(Excerpt from a dataset)
------------------------
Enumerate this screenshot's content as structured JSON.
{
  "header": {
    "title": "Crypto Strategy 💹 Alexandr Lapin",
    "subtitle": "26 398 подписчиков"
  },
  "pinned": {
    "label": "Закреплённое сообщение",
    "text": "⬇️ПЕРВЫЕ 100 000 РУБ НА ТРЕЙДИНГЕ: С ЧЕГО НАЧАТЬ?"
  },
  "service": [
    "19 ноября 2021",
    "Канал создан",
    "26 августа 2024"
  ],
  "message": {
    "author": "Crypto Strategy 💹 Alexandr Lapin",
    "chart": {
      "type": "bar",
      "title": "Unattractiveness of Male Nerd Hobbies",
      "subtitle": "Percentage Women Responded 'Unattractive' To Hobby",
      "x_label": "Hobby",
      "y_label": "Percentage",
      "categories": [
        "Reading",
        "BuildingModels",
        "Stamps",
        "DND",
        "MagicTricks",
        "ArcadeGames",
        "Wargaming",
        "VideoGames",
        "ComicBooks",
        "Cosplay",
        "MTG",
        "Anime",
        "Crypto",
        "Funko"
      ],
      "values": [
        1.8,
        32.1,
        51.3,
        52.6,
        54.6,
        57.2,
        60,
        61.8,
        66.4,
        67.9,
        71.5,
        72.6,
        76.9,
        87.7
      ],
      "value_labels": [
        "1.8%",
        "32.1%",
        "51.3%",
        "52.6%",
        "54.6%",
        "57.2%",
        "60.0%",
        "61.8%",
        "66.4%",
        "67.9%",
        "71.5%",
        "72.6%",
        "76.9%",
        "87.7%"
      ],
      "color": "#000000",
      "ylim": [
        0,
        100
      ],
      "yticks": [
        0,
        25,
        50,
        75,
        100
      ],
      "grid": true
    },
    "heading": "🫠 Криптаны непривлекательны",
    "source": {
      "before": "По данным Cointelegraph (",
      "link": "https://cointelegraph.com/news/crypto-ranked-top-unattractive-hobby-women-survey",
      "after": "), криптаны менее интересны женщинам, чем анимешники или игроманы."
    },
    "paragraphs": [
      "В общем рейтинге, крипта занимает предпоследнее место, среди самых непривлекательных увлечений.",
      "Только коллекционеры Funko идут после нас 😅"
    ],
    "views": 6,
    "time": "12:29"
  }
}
------------------------
__Work required__
Leave out every line without the string "Percentage" and copy the rest.

__Solved problem__
      "subtitle": "Percentage Women Responded 'Unattractive' To Hobby",
      "y_label": "Percentage",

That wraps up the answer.